**EXTRACTED DATA**
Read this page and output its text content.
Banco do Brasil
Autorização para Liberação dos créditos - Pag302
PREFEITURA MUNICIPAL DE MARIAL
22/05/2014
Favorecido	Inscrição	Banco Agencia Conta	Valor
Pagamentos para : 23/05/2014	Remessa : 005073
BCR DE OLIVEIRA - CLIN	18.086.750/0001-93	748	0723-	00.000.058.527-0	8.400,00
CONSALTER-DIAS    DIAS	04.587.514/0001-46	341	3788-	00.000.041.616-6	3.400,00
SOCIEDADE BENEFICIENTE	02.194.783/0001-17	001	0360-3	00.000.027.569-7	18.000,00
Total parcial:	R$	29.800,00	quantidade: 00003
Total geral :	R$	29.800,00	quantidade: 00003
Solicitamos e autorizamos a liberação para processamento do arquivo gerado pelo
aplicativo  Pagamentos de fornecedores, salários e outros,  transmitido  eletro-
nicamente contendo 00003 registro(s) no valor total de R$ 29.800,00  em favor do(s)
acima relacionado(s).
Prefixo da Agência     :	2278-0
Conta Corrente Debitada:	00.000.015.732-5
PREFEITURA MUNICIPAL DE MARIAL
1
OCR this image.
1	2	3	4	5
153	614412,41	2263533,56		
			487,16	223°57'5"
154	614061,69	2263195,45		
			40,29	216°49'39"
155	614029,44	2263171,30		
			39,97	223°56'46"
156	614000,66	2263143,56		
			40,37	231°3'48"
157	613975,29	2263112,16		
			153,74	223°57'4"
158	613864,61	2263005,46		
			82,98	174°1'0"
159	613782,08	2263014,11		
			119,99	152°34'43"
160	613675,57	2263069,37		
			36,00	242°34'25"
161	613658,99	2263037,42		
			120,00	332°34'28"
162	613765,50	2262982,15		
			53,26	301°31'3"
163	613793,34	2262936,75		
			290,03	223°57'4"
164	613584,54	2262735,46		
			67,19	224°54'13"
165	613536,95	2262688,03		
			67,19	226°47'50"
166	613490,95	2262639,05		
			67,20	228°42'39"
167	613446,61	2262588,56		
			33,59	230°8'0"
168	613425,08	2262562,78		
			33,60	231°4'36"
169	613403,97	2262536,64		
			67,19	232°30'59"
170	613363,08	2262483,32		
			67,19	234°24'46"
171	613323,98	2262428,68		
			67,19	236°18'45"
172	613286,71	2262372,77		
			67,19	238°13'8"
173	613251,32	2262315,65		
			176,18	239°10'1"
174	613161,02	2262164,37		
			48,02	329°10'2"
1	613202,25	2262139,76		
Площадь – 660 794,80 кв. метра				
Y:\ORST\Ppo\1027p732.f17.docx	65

**DIRECTIONS FOR THIS TASK**
Give all of the entries again, word for word.

**RESULT OF THIS TASK**
Read this page and output its text content.
Banco do Brasil
Autorização para Liberação dos créditos - Pag302
PREFEITURA MUNICIPAL DE MARIAL
22/05/2014
Favorecido	Inscrição	Banco Agencia Conta	Valor
Pagamentos para : 23/05/2014	Remessa : 005073
BCR DE OLIVEIRA - CLIN	18.086.750/0001-93	748	0723-	00.000.058.527-0	8.400,00
CONSALTER-DIAS    DIAS	04.587.514/0001-46	341	3788-	00.000.041.616-6	3.400,00
SOCIEDADE BENEFICIENTE	02.194.783/0001-17	001	0360-3	00.000.027.569-7	18.000,00
Total parcial:	R$	29.800,00	quantidade: 00003
Total geral :	R$	29.800,00	quantidade: 00003
Solicitamos e autorizamos a liberação para processamento do arquivo gerado pelo
aplicativo  Pagamentos de fornecedores, salários e outros,  transmitido  eletro-
nicamente contendo 00003 registro(s) no valor total de R$ 29.800,00  em favor do(s)
acima relacionado(s).
Prefixo da Agência     :	2278-0
Conta Corrente Debitada:	00.000.015.732-5
PREFEITURA MUNICIPAL DE MARIAL
1
OCR this image.
1	2	3	4	5
153	614412,41	2263533,56		
			487,16	223°57'5"
154	614061,69	2263195,45		
			40,29	216°49'39"
155	614029,44	2263171,30		
			39,97	223°56'46"
156	614000,66	2263143,56		
			40,37	231°3'48"
157	613975,29	2263112,16		
			153,74	223°57'4"
158	613864,61	2263005,46		
			82,98	174°1'0"
159	613782,08	2263014,11		
			119,99	152°34'43"
160	613675,57	2263069,37		
			36,00	242°34'25"
161	613658,99	2263037,42		
			120,00	332°34'28"
162	613765,50	2262982,15		
			53,26	301°31'3"
163	613793,34	2262936,75		
			290,03	223°57'4"
164	613584,54	2262735,46		
			67,19	224°54'13"
165	613536,95	2262688,03		
			67,19	226°47'50"
166	613490,95	2262639,05		
			67,20	228°42'39"
167	613446,61	2262588,56		
			33,59	230°8'0"
168	613425,08	2262562,78		
			33,60	231°4'36"
169	613403,97	2262536,64		
			67,19	232°30'59"
170	613363,08	2262483,32		
			67,19	234°24'46"
171	613323,98	2262428,68		
			67,19	236°18'45"
172	613286,71	2262372,77		
			67,19	238°13'8"
173	613251,32	2262315,65		
			176,18	239°10'1"
174	613161,02	2262164,37		
			48,02	329°10'2"
1	613202,25	2262139,76		
Площадь – 660 794,80 кв. метра				
Y:\ORST\Ppo\1027p732.f17.docx	65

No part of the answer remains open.